Your task ::
Every line below that contains "Owned" is to be copied.

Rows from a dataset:
---
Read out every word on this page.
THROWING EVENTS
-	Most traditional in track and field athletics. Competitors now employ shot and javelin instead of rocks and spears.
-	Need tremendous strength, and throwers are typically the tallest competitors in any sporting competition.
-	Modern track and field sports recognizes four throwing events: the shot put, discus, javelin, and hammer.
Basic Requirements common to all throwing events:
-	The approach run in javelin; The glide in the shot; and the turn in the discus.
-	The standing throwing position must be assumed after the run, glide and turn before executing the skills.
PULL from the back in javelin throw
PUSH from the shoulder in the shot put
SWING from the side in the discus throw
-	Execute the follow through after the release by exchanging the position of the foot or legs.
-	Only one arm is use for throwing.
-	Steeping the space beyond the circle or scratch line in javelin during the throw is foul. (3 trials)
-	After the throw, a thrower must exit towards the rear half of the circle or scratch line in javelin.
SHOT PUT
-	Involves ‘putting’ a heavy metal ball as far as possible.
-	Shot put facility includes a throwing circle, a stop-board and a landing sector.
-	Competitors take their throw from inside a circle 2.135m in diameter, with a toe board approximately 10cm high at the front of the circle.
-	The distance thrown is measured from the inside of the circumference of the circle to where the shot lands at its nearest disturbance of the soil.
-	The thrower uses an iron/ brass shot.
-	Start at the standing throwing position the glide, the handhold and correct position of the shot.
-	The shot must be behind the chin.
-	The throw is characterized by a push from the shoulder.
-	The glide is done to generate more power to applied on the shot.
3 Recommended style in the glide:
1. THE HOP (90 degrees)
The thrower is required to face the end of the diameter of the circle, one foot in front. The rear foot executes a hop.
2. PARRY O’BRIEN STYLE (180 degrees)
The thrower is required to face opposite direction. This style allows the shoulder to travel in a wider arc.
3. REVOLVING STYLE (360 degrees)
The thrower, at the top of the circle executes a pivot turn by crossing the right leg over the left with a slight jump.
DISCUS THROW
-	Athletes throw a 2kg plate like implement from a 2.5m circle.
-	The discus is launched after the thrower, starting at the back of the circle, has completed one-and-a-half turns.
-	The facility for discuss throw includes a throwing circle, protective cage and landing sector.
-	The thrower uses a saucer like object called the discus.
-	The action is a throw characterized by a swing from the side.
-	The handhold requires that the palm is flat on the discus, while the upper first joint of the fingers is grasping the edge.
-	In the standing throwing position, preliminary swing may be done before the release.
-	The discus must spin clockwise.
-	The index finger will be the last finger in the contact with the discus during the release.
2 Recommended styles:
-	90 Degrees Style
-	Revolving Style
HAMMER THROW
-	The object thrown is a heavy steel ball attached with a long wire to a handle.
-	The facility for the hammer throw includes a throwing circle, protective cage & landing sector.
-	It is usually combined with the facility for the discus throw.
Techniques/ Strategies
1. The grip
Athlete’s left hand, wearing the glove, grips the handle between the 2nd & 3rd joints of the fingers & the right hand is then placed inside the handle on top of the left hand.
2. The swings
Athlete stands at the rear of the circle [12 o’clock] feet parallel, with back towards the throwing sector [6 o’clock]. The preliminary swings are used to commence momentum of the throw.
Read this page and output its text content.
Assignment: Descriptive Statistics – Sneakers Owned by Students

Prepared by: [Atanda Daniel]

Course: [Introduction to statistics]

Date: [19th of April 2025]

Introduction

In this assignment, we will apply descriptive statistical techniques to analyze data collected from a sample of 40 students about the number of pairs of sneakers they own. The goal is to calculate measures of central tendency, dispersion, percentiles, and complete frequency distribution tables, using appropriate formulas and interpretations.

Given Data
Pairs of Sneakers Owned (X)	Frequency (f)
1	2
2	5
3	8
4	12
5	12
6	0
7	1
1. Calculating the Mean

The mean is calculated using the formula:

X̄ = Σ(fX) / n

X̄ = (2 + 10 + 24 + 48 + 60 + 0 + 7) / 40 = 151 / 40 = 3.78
---
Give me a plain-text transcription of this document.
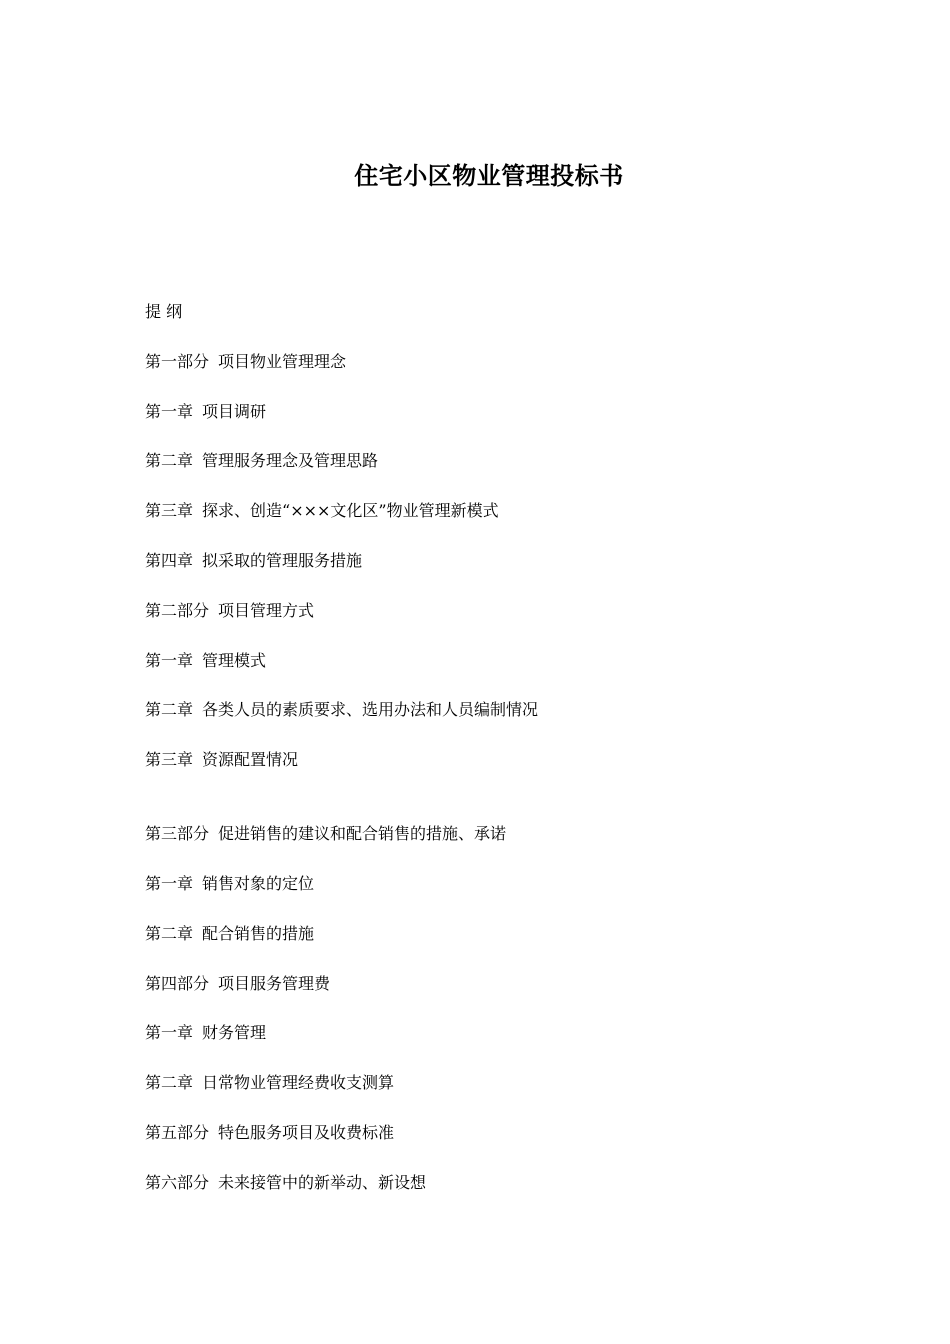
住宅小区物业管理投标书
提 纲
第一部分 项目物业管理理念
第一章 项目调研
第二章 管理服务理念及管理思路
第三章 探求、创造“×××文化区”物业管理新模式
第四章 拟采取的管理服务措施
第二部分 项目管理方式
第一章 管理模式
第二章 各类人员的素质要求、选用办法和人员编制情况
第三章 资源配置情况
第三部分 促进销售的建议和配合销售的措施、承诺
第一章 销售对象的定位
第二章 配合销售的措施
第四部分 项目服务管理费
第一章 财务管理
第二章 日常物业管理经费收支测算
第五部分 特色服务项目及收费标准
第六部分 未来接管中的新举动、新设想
---
Task output ::
Assignment: Descriptive Statistics – Sneakers Owned by Students
Pairs of Sneakers Owned (X)	Frequency (f)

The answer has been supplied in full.